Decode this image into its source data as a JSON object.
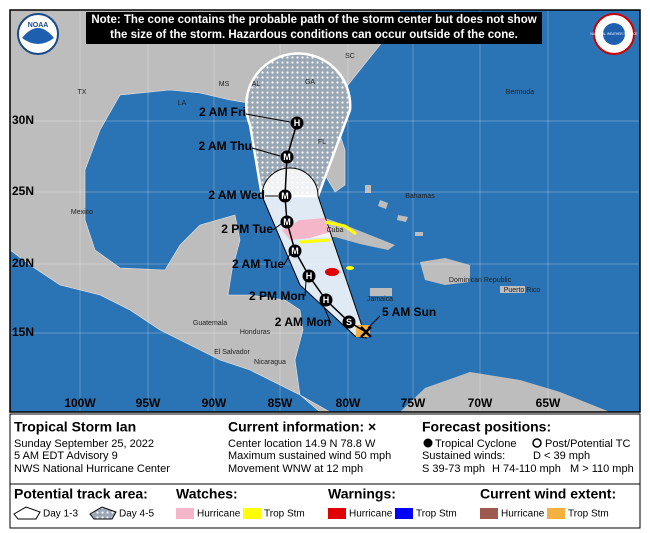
{
  "note": [
    "Note: The cone contains the probable path of the storm center but does not show",
    "the size of the storm. Hazardous conditions can occur outside of the cone."
  ],
  "logos": {
    "noaa": "NOAA",
    "nws": "NATIONAL WEATHER SERVICE"
  },
  "map": {
    "lat_labels": [
      "30N",
      "25N",
      "20N",
      "15N"
    ],
    "lon_labels": [
      "100W",
      "95W",
      "90W",
      "85W",
      "80W",
      "75W",
      "70W",
      "65W"
    ],
    "places": [
      "TX",
      "LA",
      "MS",
      "AL",
      "GA",
      "SC",
      "FL",
      "Bermuda",
      "Mexico",
      "Bahamas",
      "Cuba",
      "Dominican Republic",
      "Puerto Rico",
      "Jamaica",
      "Guatemala",
      "Honduras",
      "El Salvador",
      "Nicaragua"
    ],
    "track_markers": [
      "H",
      "M",
      "M",
      "M",
      "M",
      "H",
      "H",
      "S"
    ],
    "track_labels": [
      "2 AM Fri",
      "2 AM Thu",
      "2 AM Wed",
      "2 PM Tue",
      "2 AM Tue",
      "2 PM Mon",
      "2 AM Mon",
      "5 AM Sun"
    ]
  },
  "info": {
    "title": "Tropical Storm Ian",
    "lines": [
      "Sunday September 25, 2022",
      "5 AM EDT Advisory 9",
      "NWS National Hurricane Center"
    ],
    "current_heading": "Current information: ×",
    "current_lines": [
      "Center location 14.9 N 78.8 W",
      "Maximum sustained wind 50 mph",
      "Movement WNW at 12 mph"
    ],
    "forecast_heading": "Forecast positions:",
    "tropical_cyclone": "Tropical Cyclone",
    "post_tc": "Post/Potential TC",
    "winds_heading": "Sustained winds:",
    "wind_classes": [
      "D < 39 mph",
      "S 39-73 mph",
      "H 74-110 mph",
      "M > 110 mph"
    ]
  },
  "legend": {
    "track_heading": "Potential track area:",
    "day13": "Day 1-3",
    "day45": "Day 4-5",
    "watches_heading": "Watches:",
    "watch_items": [
      "Hurricane",
      "Trop Stm"
    ],
    "warnings_heading": "Warnings:",
    "warning_items": [
      "Hurricane",
      "Trop Stm"
    ],
    "wind_heading": "Current wind extent:",
    "wind_items": [
      "Hurricane",
      "Trop Stm"
    ]
  }
}
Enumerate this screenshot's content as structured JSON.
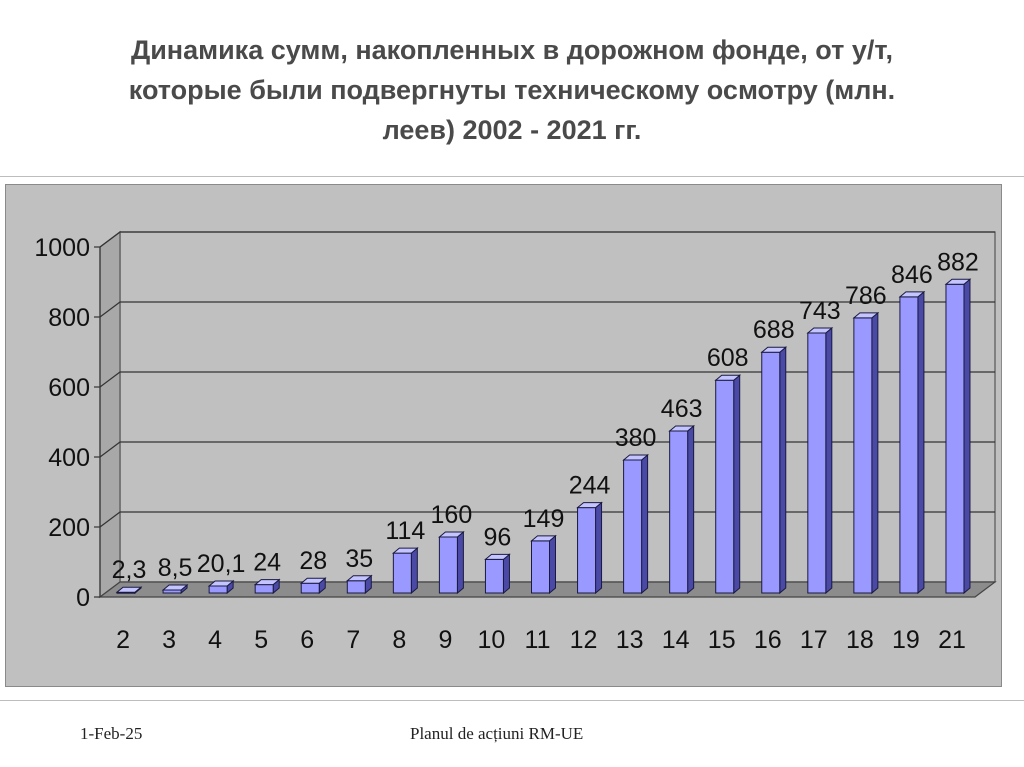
{
  "slide": {
    "title_lines": [
      "Динамика сумм, накопленных в дорожном фонде, от у/т,",
      "которые были подвергнуты техническому осмотру (млн.",
      "леев) 2002 - 2021 гг."
    ],
    "footer_date": "1-Feb-25",
    "footer_center": "Planul de acțiuni RM-UE"
  },
  "chart_data": {
    "type": "bar",
    "title": "Динамика сумм, накопленных в дорожном фонде, от у/т, которые были подвергнуты техническому осмотру (млн. леев) 2002 - 2021 гг.",
    "xlabel": "",
    "ylabel": "",
    "categories": [
      "2",
      "3",
      "4",
      "5",
      "6",
      "7",
      "8",
      "9",
      "10",
      "11",
      "12",
      "13",
      "14",
      "15",
      "16",
      "17",
      "18",
      "19",
      "21"
    ],
    "values": [
      2.3,
      8.5,
      20.1,
      24,
      28,
      35,
      114,
      160,
      96,
      149,
      244,
      380,
      463,
      608,
      688,
      743,
      786,
      846,
      882
    ],
    "data_labels": [
      "2,3",
      "8,5",
      "20,1",
      "24",
      "28",
      "35",
      "114",
      "160",
      "96",
      "149",
      "244",
      "380",
      "463",
      "608",
      "688",
      "743",
      "786",
      "846",
      "882"
    ],
    "ylim": [
      0,
      1000
    ],
    "yticks": [
      0,
      200,
      400,
      600,
      800,
      1000
    ],
    "ytick_labels": [
      "0",
      "200",
      "400",
      "600",
      "800",
      "1000"
    ],
    "grid": true,
    "legend": "none",
    "bar_color": "#9999ff",
    "background_color": "#c0c0c0"
  }
}
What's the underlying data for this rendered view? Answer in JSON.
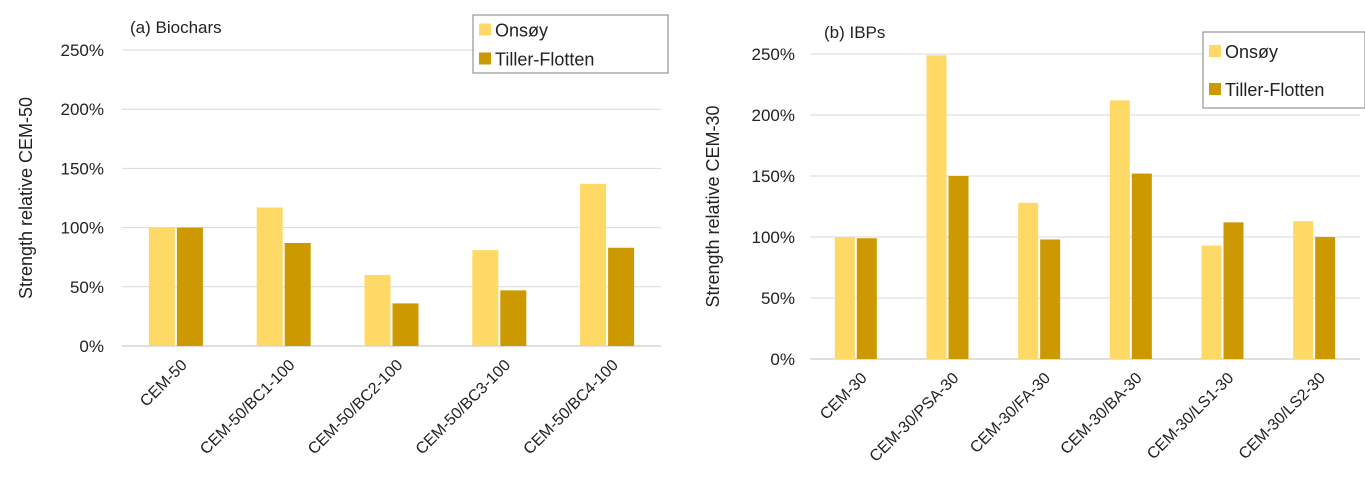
{
  "chart_data": [
    {
      "type": "bar",
      "title": "(a) Biochars",
      "ylabel": "Strength relative CEM-50",
      "xlabel": "",
      "categories": [
        "CEM-50",
        "CEM-50/BC1-100",
        "CEM-50/BC2-100",
        "CEM-50/BC3-100",
        "CEM-50/BC4-100"
      ],
      "series": [
        {
          "name": "Onsøy",
          "values": [
            100,
            117,
            60,
            81,
            137
          ]
        },
        {
          "name": "Tiller-Flotten",
          "values": [
            100,
            87,
            36,
            47,
            83
          ]
        }
      ],
      "ylim": [
        0,
        250
      ],
      "yticks": [
        "0%",
        "50%",
        "100%",
        "150%",
        "200%",
        "250%"
      ],
      "grid": true,
      "legend": "top-right"
    },
    {
      "type": "bar",
      "title": "(b) IBPs",
      "ylabel": "Strength relative CEM-30",
      "xlabel": "",
      "categories": [
        "CEM-30",
        "CEM-30/PSA-30",
        "CEM-30/FA-30",
        "CEM-30/BA-30",
        "CEM-30/LS1-30",
        "CEM-30/LS2-30"
      ],
      "series": [
        {
          "name": "Onsøy",
          "values": [
            100,
            249,
            128,
            212,
            93,
            113
          ]
        },
        {
          "name": "Tiller-Flotten",
          "values": [
            99,
            150,
            98,
            152,
            112,
            100
          ]
        }
      ],
      "ylim": [
        0,
        250
      ],
      "yticks": [
        "0%",
        "50%",
        "100%",
        "150%",
        "200%",
        "250%"
      ],
      "grid": true,
      "legend": "top-right"
    }
  ],
  "colors": {
    "onsoy": "#ffd966",
    "tiller": "#cc9900",
    "grid": "#d9d9d9",
    "axis": "#bfbfbf"
  }
}
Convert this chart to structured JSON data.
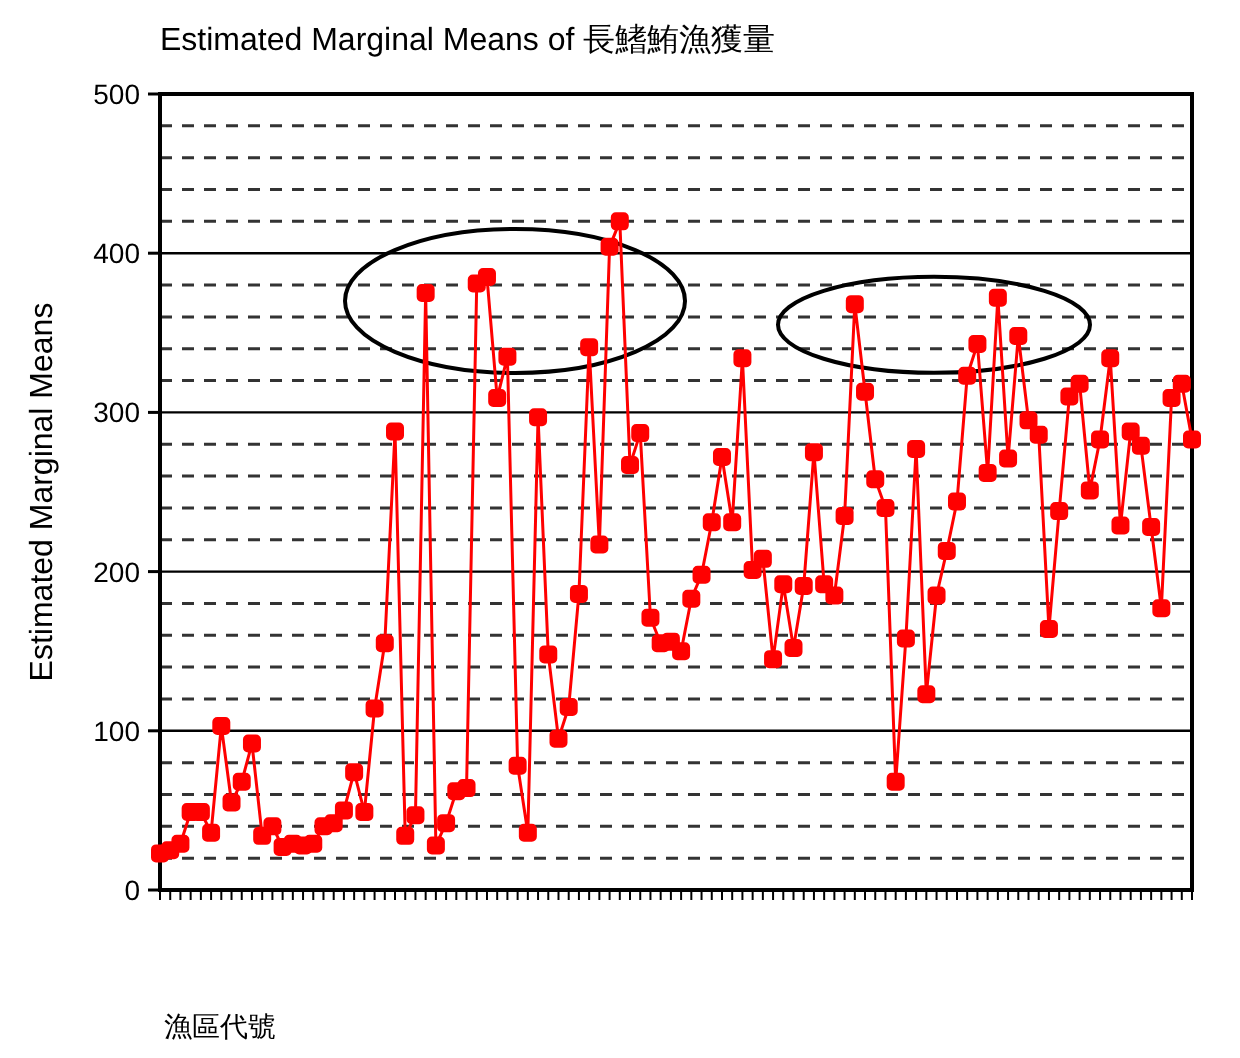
{
  "chart_data": {
    "type": "line",
    "title": "Estimated Marginal Means of 長鰭鮪漁獲量",
    "xlabel": "漁區代號",
    "ylabel": "Estimated Marginal Means",
    "categories": [
      null,
      null,
      null,
      null,
      null,
      null,
      null,
      null,
      null,
      null,
      null,
      null,
      null,
      null,
      null,
      null,
      null,
      null,
      null,
      null,
      null,
      null,
      null,
      null,
      null,
      null,
      null,
      null,
      null,
      null,
      null,
      null,
      null,
      null,
      null,
      null,
      null,
      null,
      null,
      null,
      null,
      null,
      null,
      null,
      null,
      null,
      null,
      null,
      null,
      null,
      null,
      null,
      null,
      null,
      null,
      null,
      null,
      null,
      null,
      null,
      null,
      null,
      null,
      null,
      null,
      null,
      null,
      null,
      null,
      null,
      null,
      null,
      null,
      null,
      null,
      null,
      null,
      null,
      null,
      null,
      null,
      null,
      null,
      null,
      null,
      null,
      null,
      null,
      null,
      null,
      null,
      null,
      null,
      null,
      null,
      null,
      null,
      null,
      null,
      null,
      null,
      null
    ],
    "series": [
      {
        "color": "#ff0000",
        "values": [
          23,
          25,
          29,
          49,
          49,
          36,
          103,
          55,
          68,
          92,
          34,
          40,
          27,
          29,
          28,
          29,
          40,
          42,
          50,
          74,
          49,
          114,
          155,
          288,
          34,
          47,
          375,
          28,
          42,
          62,
          64,
          381,
          385,
          309,
          335,
          78,
          36,
          297,
          148,
          95,
          115,
          186,
          341,
          217,
          404,
          420,
          267,
          287,
          171,
          155,
          156,
          150,
          183,
          198,
          231,
          272,
          231,
          334,
          201,
          208,
          145,
          192,
          152,
          191,
          275,
          192,
          185,
          235,
          368,
          313,
          258,
          240,
          68,
          158,
          277,
          123,
          185,
          213,
          244,
          323,
          343,
          262,
          372,
          271,
          348,
          295,
          286,
          164,
          238,
          310,
          318,
          251,
          283,
          334,
          229,
          288,
          279,
          228,
          177,
          309,
          318,
          283
        ]
      }
    ],
    "ylim": [
      0,
      500
    ],
    "yticks": [
      0,
      {
        "value": 20,
        "label": null
      },
      {
        "value": 40,
        "label": null
      },
      {
        "value": 60,
        "label": null
      },
      {
        "value": 80,
        "label": null
      },
      100,
      {
        "value": 120,
        "label": null
      },
      {
        "value": 140,
        "label": null
      },
      {
        "value": 160,
        "label": null
      },
      {
        "value": 180,
        "label": null
      },
      200,
      {
        "value": 220,
        "label": null
      },
      {
        "value": 240,
        "label": null
      },
      {
        "value": 260,
        "label": null
      },
      {
        "value": 280,
        "label": null
      },
      300,
      {
        "value": 320,
        "label": null
      },
      {
        "value": 340,
        "label": null
      },
      {
        "value": 360,
        "label": null
      },
      {
        "value": 380,
        "label": null
      },
      400,
      {
        "value": 420,
        "label": null
      },
      {
        "value": 440,
        "label": null
      },
      {
        "value": 460,
        "label": null
      },
      {
        "value": 480,
        "label": null
      },
      500
    ],
    "grid": "y",
    "marker": "square",
    "line_style": "solid"
  }
}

[DESCRIPTION OF THE TASK]: Copy each line of the data above that holds "Marginal".

[EXERCISE OUTPUT]:
    "title": "Estimated Marginal Means of 長鰭鮪漁獲量",
    "ylabel": "Estimated Marginal Means",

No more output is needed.